» Do this: Write out all lines holding the word "JSON".

◇ ◇ ◇

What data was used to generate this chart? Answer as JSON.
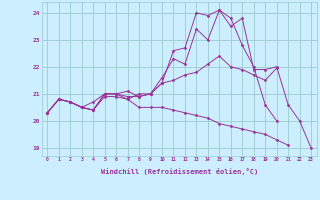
{
  "background_color": "#cceeff",
  "grid_color": "#99cccc",
  "line_color": "#993399",
  "marker_color": "#993399",
  "xlabel": "Windchill (Refroidissement éolien,°C)",
  "xlabel_color": "#993399",
  "ylabel_ticks": [
    19,
    20,
    21,
    22,
    23,
    24
  ],
  "xlim": [
    -0.5,
    23.5
  ],
  "ylim": [
    18.7,
    24.4
  ],
  "xticks": [
    0,
    1,
    2,
    3,
    4,
    5,
    6,
    7,
    8,
    9,
    10,
    11,
    12,
    13,
    14,
    15,
    16,
    17,
    18,
    19,
    20,
    21,
    22,
    23
  ],
  "figsize": [
    3.2,
    2.0
  ],
  "dpi": 100,
  "series": [
    [
      20.3,
      20.8,
      20.7,
      20.5,
      20.7,
      21.0,
      21.0,
      21.1,
      20.9,
      21.0,
      21.4,
      22.6,
      22.7,
      24.0,
      23.9,
      24.1,
      23.8,
      22.8,
      22.0,
      20.6,
      20.0,
      null,
      null,
      null
    ],
    [
      20.3,
      20.8,
      20.7,
      20.5,
      20.4,
      21.0,
      21.0,
      20.9,
      20.9,
      21.0,
      21.4,
      21.5,
      21.7,
      21.8,
      22.1,
      22.4,
      22.0,
      21.9,
      21.7,
      21.5,
      21.95,
      null,
      null,
      null
    ],
    [
      20.3,
      20.8,
      20.7,
      20.5,
      20.4,
      20.9,
      20.9,
      20.8,
      20.5,
      20.5,
      20.5,
      20.4,
      20.3,
      20.2,
      20.1,
      19.9,
      19.8,
      19.7,
      19.6,
      19.5,
      19.3,
      19.1,
      null,
      null
    ],
    [
      20.3,
      20.8,
      20.7,
      20.5,
      20.4,
      21.0,
      21.0,
      20.8,
      21.0,
      21.0,
      21.6,
      22.3,
      22.1,
      23.4,
      23.0,
      24.1,
      23.5,
      23.8,
      21.9,
      21.9,
      22.0,
      20.6,
      20.0,
      19.0
    ]
  ]
}
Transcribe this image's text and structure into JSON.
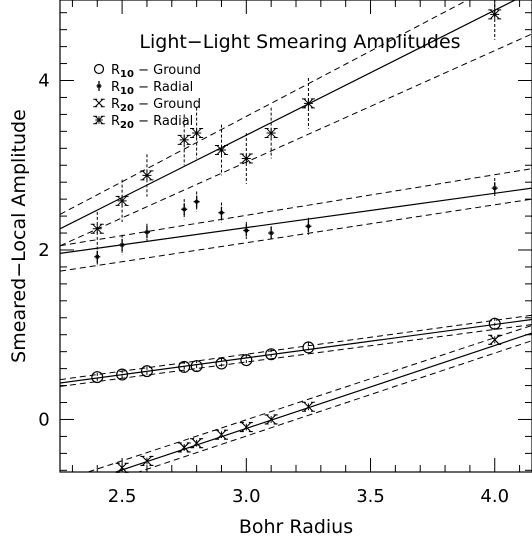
{
  "chart_data": {
    "type": "scatter",
    "title": "Light−Light Smearing Amplitudes",
    "xlabel": "Bohr Radius",
    "ylabel": "Smeared−Local Amplitude",
    "xlim": [
      2.25,
      4.15
    ],
    "ylim": [
      -0.62,
      4.95
    ],
    "x_ticks": [
      2.5,
      3.0,
      3.5,
      4.0
    ],
    "x_tick_labels": [
      "2.5",
      "3.0",
      "3.5",
      "4.0"
    ],
    "y_ticks": [
      0,
      2,
      4
    ],
    "y_tick_labels": [
      "0",
      "2",
      "4"
    ],
    "grid": false,
    "legend_position": "top-left",
    "series": [
      {
        "name": "R10 − Ground",
        "label_main": "R",
        "label_sub": "10",
        "label_tail": " − Ground",
        "marker": "circle",
        "x": [
          2.4,
          2.5,
          2.6,
          2.75,
          2.8,
          2.9,
          3.0,
          3.1,
          3.25,
          4.0
        ],
        "y": [
          0.5,
          0.53,
          0.57,
          0.62,
          0.63,
          0.66,
          0.7,
          0.77,
          0.85,
          1.13
        ],
        "err": [
          0.05,
          0.05,
          0.05,
          0.07,
          0.07,
          0.06,
          0.06,
          0.06,
          0.06,
          0.07
        ],
        "fit": [
          2.25,
          0.43,
          4.15,
          1.18
        ],
        "band_upper": [
          2.25,
          0.47,
          4.15,
          1.23
        ],
        "band_lower": [
          2.25,
          0.39,
          4.15,
          1.12
        ]
      },
      {
        "name": "R10 − Radial",
        "label_main": "R",
        "label_sub": "10",
        "label_tail": " − Radial",
        "marker": "plus",
        "x": [
          2.4,
          2.5,
          2.6,
          2.75,
          2.8,
          2.9,
          3.0,
          3.1,
          3.25,
          4.0
        ],
        "y": [
          1.92,
          2.06,
          2.21,
          2.48,
          2.57,
          2.44,
          2.23,
          2.2,
          2.28,
          2.73
        ],
        "err": [
          0.12,
          0.12,
          0.1,
          0.12,
          0.12,
          0.12,
          0.1,
          0.08,
          0.1,
          0.12
        ],
        "fit": [
          2.25,
          1.96,
          4.15,
          2.73
        ],
        "band_upper": [
          2.25,
          2.05,
          4.15,
          2.96
        ],
        "band_lower": [
          2.25,
          1.75,
          4.15,
          2.6
        ]
      },
      {
        "name": "R20 − Ground",
        "label_main": "R",
        "label_sub": "20",
        "label_tail": " − Ground",
        "marker": "x-tee",
        "x": [
          2.5,
          2.6,
          2.75,
          2.8,
          2.9,
          3.0,
          3.1,
          3.25,
          4.0
        ],
        "y": [
          -0.57,
          -0.49,
          -0.33,
          -0.28,
          -0.18,
          -0.09,
          0.0,
          0.15,
          0.94
        ],
        "err": [
          0.04,
          0.04,
          0.04,
          0.04,
          0.04,
          0.04,
          0.04,
          0.04,
          0.04
        ],
        "fit": [
          2.25,
          -0.84,
          4.15,
          1.02
        ],
        "band_upper": [
          2.25,
          -0.73,
          4.15,
          1.11
        ],
        "band_lower": [
          2.25,
          -0.93,
          4.15,
          0.93
        ]
      },
      {
        "name": "R20 − Radial",
        "label_main": "R",
        "label_sub": "20",
        "label_tail": " − Radial",
        "marker": "star",
        "x": [
          2.4,
          2.5,
          2.6,
          2.75,
          2.8,
          2.9,
          3.0,
          3.1,
          3.25,
          4.0
        ],
        "y": [
          2.25,
          2.58,
          2.88,
          3.3,
          3.38,
          3.18,
          3.08,
          3.38,
          3.73,
          4.78
        ],
        "err": [
          0.2,
          0.25,
          0.25,
          0.3,
          0.3,
          0.3,
          0.3,
          0.3,
          0.3,
          0.3
        ],
        "fit": [
          2.25,
          2.25,
          4.15,
          5.05
        ],
        "band_upper": [
          2.25,
          2.42,
          4.15,
          5.35
        ],
        "band_lower": [
          2.25,
          2.05,
          4.15,
          4.55
        ]
      }
    ]
  }
}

◇ ◇ ◇

» Finished answer:
What data was used to generate this chart? Answer as JSON.
Transcribe this image's text and structure into JSON.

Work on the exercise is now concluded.